▶ **To do**: Reproduce the full listing that appears beneath this instruction exactly.

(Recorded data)
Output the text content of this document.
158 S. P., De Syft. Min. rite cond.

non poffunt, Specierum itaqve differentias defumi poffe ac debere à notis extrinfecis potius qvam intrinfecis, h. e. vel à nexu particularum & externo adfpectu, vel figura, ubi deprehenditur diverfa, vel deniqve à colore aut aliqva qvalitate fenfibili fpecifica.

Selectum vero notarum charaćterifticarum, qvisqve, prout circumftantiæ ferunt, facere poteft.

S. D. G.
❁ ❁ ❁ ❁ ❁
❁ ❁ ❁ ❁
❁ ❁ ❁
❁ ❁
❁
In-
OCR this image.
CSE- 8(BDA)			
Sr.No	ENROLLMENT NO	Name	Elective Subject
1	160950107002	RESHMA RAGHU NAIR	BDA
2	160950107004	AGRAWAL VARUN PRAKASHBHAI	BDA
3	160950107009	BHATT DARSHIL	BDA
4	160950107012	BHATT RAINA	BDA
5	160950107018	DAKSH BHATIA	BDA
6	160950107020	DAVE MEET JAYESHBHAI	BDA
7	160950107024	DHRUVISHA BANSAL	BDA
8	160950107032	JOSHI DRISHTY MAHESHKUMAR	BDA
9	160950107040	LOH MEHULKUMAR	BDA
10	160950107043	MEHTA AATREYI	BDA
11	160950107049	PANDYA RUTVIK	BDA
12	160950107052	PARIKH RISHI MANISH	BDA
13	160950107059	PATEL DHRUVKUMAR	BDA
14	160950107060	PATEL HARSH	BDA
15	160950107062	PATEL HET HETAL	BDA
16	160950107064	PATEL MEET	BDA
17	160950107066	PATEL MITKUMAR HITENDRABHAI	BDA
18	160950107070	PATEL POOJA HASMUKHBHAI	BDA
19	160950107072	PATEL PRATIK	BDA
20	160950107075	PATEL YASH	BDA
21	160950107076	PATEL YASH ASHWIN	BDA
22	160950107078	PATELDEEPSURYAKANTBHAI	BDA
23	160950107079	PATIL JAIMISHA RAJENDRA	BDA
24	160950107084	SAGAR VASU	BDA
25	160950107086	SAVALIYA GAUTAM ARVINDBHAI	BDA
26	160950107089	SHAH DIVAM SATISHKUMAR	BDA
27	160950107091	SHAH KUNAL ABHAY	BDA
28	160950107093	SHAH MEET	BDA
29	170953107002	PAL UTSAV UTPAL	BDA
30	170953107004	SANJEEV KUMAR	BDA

▶ **Solution to this exercise**:
Output the text content of this document.
158 S. P., De Syft. Min. rite cond.

non poffunt, Specierum itaqve differentias defumi poffe ac debere à notis extrinfecis potius qvam intrinfecis, h. e. vel à nexu particularum & externo adfpectu, vel figura, ubi deprehenditur diverfa, vel deniqve à colore aut aliqva qvalitate fenfibili fpecifica.

Selectum vero notarum charaćterifticarum, qvisqve, prout circumftantiæ ferunt, facere poteft.

S. D. G.
❁ ❁ ❁ ❁ ❁
❁ ❁ ❁ ❁
❁ ❁ ❁
❁ ❁
❁
In-
OCR this image.
CSE- 8(BDA)			
Sr.No	ENROLLMENT NO	Name	Elective Subject
1	160950107002	RESHMA RAGHU NAIR	BDA
2	160950107004	AGRAWAL VARUN PRAKASHBHAI	BDA
3	160950107009	BHATT DARSHIL	BDA
4	160950107012	BHATT RAINA	BDA
5	160950107018	DAKSH BHATIA	BDA
6	160950107020	DAVE MEET JAYESHBHAI	BDA
7	160950107024	DHRUVISHA BANSAL	BDA
8	160950107032	JOSHI DRISHTY MAHESHKUMAR	BDA
9	160950107040	LOH MEHULKUMAR	BDA
10	160950107043	MEHTA AATREYI	BDA
11	160950107049	PANDYA RUTVIK	BDA
12	160950107052	PARIKH RISHI MANISH	BDA
13	160950107059	PATEL DHRUVKUMAR	BDA
14	160950107060	PATEL HARSH	BDA
15	160950107062	PATEL HET HETAL	BDA
16	160950107064	PATEL MEET	BDA
17	160950107066	PATEL MITKUMAR HITENDRABHAI	BDA
18	160950107070	PATEL POOJA HASMUKHBHAI	BDA
19	160950107072	PATEL PRATIK	BDA
20	160950107075	PATEL YASH	BDA
21	160950107076	PATEL YASH ASHWIN	BDA
22	160950107078	PATELDEEPSURYAKANTBHAI	BDA
23	160950107079	PATIL JAIMISHA RAJENDRA	BDA
24	160950107084	SAGAR VASU	BDA
25	160950107086	SAVALIYA GAUTAM ARVINDBHAI	BDA
26	160950107089	SHAH DIVAM SATISHKUMAR	BDA
27	160950107091	SHAH KUNAL ABHAY	BDA
28	160950107093	SHAH MEET	BDA
29	170953107002	PAL UTSAV UTPAL	BDA
30	170953107004	SANJEEV KUMAR	BDA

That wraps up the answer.